• OBJECTIVE: Find the word "Edit" in the material below and gather every line that contains it.

• STORED ROWS:
::::
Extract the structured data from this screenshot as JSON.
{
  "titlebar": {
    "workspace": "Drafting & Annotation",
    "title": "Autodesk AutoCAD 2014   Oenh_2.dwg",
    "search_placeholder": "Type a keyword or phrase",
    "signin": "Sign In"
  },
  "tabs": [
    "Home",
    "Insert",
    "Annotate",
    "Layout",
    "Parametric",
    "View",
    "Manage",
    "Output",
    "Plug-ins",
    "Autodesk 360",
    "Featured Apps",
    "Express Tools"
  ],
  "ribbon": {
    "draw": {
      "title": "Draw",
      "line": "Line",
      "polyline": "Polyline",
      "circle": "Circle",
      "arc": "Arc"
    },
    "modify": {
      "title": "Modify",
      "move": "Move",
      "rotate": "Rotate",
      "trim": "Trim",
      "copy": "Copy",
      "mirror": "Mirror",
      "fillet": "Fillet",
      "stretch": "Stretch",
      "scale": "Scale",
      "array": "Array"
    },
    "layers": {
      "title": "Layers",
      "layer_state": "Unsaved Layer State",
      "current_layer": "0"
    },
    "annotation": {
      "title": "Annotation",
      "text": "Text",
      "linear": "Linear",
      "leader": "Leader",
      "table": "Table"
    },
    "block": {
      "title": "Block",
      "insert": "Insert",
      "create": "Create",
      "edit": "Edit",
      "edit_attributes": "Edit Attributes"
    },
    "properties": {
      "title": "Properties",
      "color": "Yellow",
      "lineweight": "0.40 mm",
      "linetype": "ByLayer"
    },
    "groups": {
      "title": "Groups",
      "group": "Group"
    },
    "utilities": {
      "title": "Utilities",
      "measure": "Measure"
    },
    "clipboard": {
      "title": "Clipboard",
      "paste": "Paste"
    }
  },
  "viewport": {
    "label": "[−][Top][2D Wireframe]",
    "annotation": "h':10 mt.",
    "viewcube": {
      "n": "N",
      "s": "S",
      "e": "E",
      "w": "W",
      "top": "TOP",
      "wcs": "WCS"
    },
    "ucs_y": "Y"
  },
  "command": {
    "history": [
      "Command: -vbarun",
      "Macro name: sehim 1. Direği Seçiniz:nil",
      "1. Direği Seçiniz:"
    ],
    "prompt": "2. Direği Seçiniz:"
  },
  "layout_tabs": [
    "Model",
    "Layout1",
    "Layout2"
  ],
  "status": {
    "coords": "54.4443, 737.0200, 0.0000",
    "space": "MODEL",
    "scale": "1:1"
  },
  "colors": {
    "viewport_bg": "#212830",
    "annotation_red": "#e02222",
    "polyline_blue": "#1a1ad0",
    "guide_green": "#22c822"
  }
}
::::
• RESPONSE TO THIS TASK:
      "edit": "Edit",
      "edit_attributes": "Edit Attributes"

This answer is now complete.